Material:

··········

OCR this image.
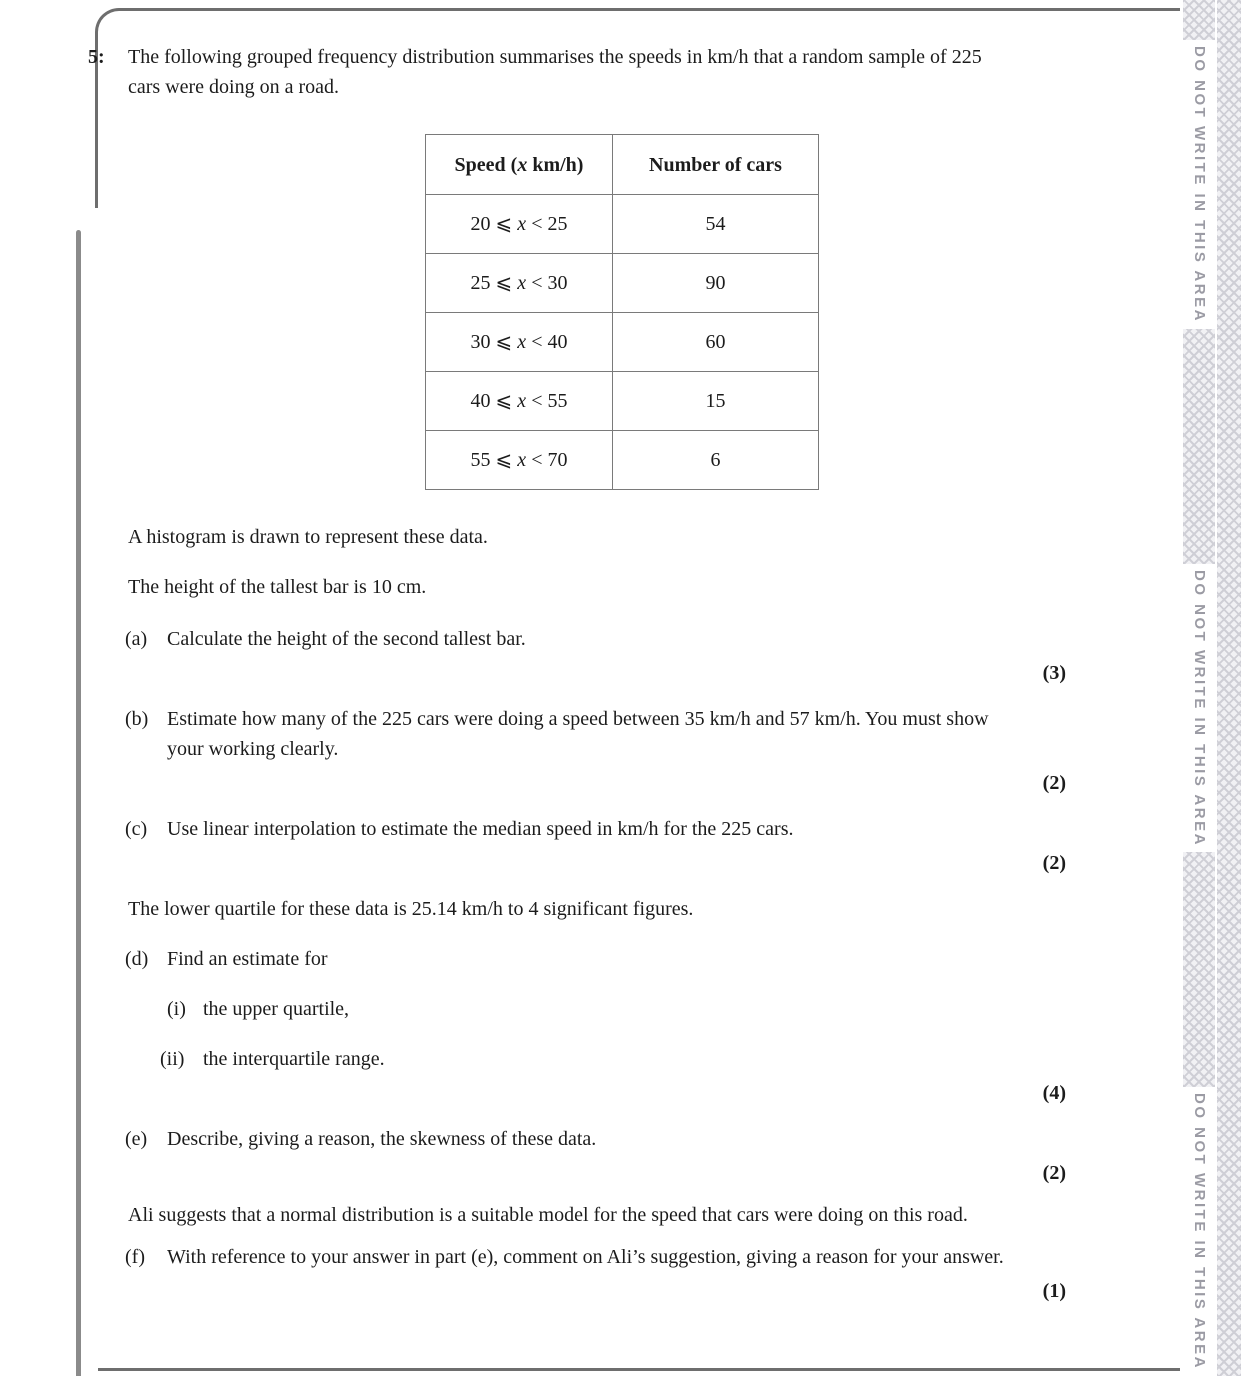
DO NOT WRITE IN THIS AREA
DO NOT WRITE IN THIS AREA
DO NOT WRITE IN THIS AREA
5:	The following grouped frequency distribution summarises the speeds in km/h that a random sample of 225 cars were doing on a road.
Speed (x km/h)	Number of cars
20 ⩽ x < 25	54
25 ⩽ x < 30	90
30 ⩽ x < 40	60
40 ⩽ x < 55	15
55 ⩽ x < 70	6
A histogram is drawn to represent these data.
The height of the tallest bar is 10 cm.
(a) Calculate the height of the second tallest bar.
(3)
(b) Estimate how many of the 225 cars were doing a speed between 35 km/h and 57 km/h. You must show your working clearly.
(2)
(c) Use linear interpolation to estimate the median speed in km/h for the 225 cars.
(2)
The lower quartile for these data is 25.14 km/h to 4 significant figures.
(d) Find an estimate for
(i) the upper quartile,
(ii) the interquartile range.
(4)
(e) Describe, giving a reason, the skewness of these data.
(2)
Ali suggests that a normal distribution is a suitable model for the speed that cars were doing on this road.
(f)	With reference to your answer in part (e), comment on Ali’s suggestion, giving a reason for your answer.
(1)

··········

Exercise aim: Retype every entry verbatim and exclude the pictures from the copy.

Task output:
OCR this image.
DO NOT WRITE IN THIS AREA
DO NOT WRITE IN THIS AREA
DO NOT WRITE IN THIS AREA
5:	The following grouped frequency distribution summarises the speeds in km/h that a random sample of 225 cars were doing on a road.
Speed (x km/h)	Number of cars
20 ⩽ x < 25	54
25 ⩽ x < 30	90
30 ⩽ x < 40	60
40 ⩽ x < 55	15
55 ⩽ x < 70	6
A histogram is drawn to represent these data.
The height of the tallest bar is 10 cm.
(a) Calculate the height of the second tallest bar.
(3)
(b) Estimate how many of the 225 cars were doing a speed between 35 km/h and 57 km/h. You must show your working clearly.
(2)
(c) Use linear interpolation to estimate the median speed in km/h for the 225 cars.
(2)
The lower quartile for these data is 25.14 km/h to 4 significant figures.
(d) Find an estimate for
(i) the upper quartile,
(ii) the interquartile range.
(4)
(e) Describe, giving a reason, the skewness of these data.
(2)
Ali suggests that a normal distribution is a suitable model for the speed that cars were doing on this road.
(f)	With reference to your answer in part (e), comment on Ali’s suggestion, giving a reason for your answer.
(1)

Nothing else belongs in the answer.